- **Aim of the exercise**
Copy out all of the material, matching it word for word.

# start of Provided records

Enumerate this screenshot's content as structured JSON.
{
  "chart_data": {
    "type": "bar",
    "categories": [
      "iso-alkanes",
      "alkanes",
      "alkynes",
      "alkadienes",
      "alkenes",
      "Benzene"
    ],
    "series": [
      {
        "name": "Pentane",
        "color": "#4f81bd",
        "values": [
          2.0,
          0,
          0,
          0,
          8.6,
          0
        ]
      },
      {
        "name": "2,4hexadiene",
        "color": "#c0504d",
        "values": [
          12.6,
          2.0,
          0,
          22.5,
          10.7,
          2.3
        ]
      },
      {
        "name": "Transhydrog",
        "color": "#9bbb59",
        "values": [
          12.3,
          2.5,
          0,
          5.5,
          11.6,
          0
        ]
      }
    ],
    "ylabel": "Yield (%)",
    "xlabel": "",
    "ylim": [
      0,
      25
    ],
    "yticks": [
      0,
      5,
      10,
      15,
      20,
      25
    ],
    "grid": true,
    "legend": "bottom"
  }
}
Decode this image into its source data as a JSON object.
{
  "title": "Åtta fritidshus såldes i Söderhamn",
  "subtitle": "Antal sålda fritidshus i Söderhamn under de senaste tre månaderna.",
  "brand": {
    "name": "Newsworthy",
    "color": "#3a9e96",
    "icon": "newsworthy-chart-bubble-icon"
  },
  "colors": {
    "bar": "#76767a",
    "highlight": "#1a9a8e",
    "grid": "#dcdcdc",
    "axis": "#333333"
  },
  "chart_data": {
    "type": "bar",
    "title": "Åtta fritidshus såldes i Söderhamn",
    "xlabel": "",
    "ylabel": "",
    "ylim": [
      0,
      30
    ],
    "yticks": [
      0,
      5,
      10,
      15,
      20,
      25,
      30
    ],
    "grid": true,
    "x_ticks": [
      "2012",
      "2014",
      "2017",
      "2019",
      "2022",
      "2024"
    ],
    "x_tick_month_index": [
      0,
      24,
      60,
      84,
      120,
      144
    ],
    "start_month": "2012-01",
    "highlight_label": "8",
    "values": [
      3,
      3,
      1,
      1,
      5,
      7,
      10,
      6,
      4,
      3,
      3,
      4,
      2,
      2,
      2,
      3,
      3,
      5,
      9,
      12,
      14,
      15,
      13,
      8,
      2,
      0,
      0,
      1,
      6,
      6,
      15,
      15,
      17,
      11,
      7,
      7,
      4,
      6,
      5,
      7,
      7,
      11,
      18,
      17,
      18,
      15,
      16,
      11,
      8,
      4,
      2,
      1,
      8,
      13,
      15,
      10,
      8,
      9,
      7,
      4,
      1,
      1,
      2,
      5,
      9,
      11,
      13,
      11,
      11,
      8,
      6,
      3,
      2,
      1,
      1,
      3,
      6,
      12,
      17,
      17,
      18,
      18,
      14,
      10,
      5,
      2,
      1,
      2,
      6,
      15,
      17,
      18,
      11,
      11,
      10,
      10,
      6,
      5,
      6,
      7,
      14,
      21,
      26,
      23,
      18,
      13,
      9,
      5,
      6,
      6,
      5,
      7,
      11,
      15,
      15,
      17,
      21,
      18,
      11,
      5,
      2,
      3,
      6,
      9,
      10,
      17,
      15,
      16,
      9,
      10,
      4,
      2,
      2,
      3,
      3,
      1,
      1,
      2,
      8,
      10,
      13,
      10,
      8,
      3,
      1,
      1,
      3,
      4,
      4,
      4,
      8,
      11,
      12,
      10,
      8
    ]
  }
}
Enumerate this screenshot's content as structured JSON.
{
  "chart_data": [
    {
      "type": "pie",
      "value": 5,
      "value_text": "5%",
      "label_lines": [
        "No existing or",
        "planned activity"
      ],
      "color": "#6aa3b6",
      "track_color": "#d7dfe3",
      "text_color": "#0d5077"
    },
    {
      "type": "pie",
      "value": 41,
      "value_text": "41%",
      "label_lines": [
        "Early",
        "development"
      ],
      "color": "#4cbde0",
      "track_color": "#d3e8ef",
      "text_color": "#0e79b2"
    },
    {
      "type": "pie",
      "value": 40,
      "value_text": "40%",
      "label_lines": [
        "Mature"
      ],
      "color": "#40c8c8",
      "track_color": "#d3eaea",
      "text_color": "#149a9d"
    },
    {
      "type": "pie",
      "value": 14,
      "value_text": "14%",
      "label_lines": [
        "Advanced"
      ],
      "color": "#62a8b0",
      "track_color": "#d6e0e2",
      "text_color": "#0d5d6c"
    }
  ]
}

# end of Provided records

- **Final result**
Enumerate this screenshot's content as structured JSON.
{
  "chart_data": {
    "type": "bar",
    "categories": [
      "iso-alkanes",
      "alkanes",
      "alkynes",
      "alkadienes",
      "alkenes",
      "Benzene"
    ],
    "series": [
      {
        "name": "Pentane",
        "color": "#4f81bd",
        "values": [
          2.0,
          0,
          0,
          0,
          8.6,
          0
        ]
      },
      {
        "name": "2,4hexadiene",
        "color": "#c0504d",
        "values": [
          12.6,
          2.0,
          0,
          22.5,
          10.7,
          2.3
        ]
      },
      {
        "name": "Transhydrog",
        "color": "#9bbb59",
        "values": [
          12.3,
          2.5,
          0,
          5.5,
          11.6,
          0
        ]
      }
    ],
    "ylabel": "Yield (%)",
    "xlabel": "",
    "ylim": [
      0,
      25
    ],
    "yticks": [
      0,
      5,
      10,
      15,
      20,
      25
    ],
    "grid": true,
    "legend": "bottom"
  }
}
Decode this image into its source data as a JSON object.
{
  "title": "Åtta fritidshus såldes i Söderhamn",
  "subtitle": "Antal sålda fritidshus i Söderhamn under de senaste tre månaderna.",
  "brand": {
    "name": "Newsworthy",
    "color": "#3a9e96",
    "icon": "newsworthy-chart-bubble-icon"
  },
  "colors": {
    "bar": "#76767a",
    "highlight": "#1a9a8e",
    "grid": "#dcdcdc",
    "axis": "#333333"
  },
  "chart_data": {
    "type": "bar",
    "title": "Åtta fritidshus såldes i Söderhamn",
    "xlabel": "",
    "ylabel": "",
    "ylim": [
      0,
      30
    ],
    "yticks": [
      0,
      5,
      10,
      15,
      20,
      25,
      30
    ],
    "grid": true,
    "x_ticks": [
      "2012",
      "2014",
      "2017",
      "2019",
      "2022",
      "2024"
    ],
    "x_tick_month_index": [
      0,
      24,
      60,
      84,
      120,
      144
    ],
    "start_month": "2012-01",
    "highlight_label": "8",
    "values": [
      3,
      3,
      1,
      1,
      5,
      7,
      10,
      6,
      4,
      3,
      3,
      4,
      2,
      2,
      2,
      3,
      3,
      5,
      9,
      12,
      14,
      15,
      13,
      8,
      2,
      0,
      0,
      1,
      6,
      6,
      15,
      15,
      17,
      11,
      7,
      7,
      4,
      6,
      5,
      7,
      7,
      11,
      18,
      17,
      18,
      15,
      16,
      11,
      8,
      4,
      2,
      1,
      8,
      13,
      15,
      10,
      8,
      9,
      7,
      4,
      1,
      1,
      2,
      5,
      9,
      11,
      13,
      11,
      11,
      8,
      6,
      3,
      2,
      1,
      1,
      3,
      6,
      12,
      17,
      17,
      18,
      18,
      14,
      10,
      5,
      2,
      1,
      2,
      6,
      15,
      17,
      18,
      11,
      11,
      10,
      10,
      6,
      5,
      6,
      7,
      14,
      21,
      26,
      23,
      18,
      13,
      9,
      5,
      6,
      6,
      5,
      7,
      11,
      15,
      15,
      17,
      21,
      18,
      11,
      5,
      2,
      3,
      6,
      9,
      10,
      17,
      15,
      16,
      9,
      10,
      4,
      2,
      2,
      3,
      3,
      1,
      1,
      2,
      8,
      10,
      13,
      10,
      8,
      3,
      1,
      1,
      3,
      4,
      4,
      4,
      8,
      11,
      12,
      10,
      8
    ]
  }
}
Enumerate this screenshot's content as structured JSON.
{
  "chart_data": [
    {
      "type": "pie",
      "value": 5,
      "value_text": "5%",
      "label_lines": [
        "No existing or",
        "planned activity"
      ],
      "color": "#6aa3b6",
      "track_color": "#d7dfe3",
      "text_color": "#0d5077"
    },
    {
      "type": "pie",
      "value": 41,
      "value_text": "41%",
      "label_lines": [
        "Early",
        "development"
      ],
      "color": "#4cbde0",
      "track_color": "#d3e8ef",
      "text_color": "#0e79b2"
    },
    {
      "type": "pie",
      "value": 40,
      "value_text": "40%",
      "label_lines": [
        "Mature"
      ],
      "color": "#40c8c8",
      "track_color": "#d3eaea",
      "text_color": "#149a9d"
    },
    {
      "type": "pie",
      "value": 14,
      "value_text": "14%",
      "label_lines": [
        "Advanced"
      ],
      "color": "#62a8b0",
      "track_color": "#d6e0e2",
      "text_color": "#0d5d6c"
    }
  ]
}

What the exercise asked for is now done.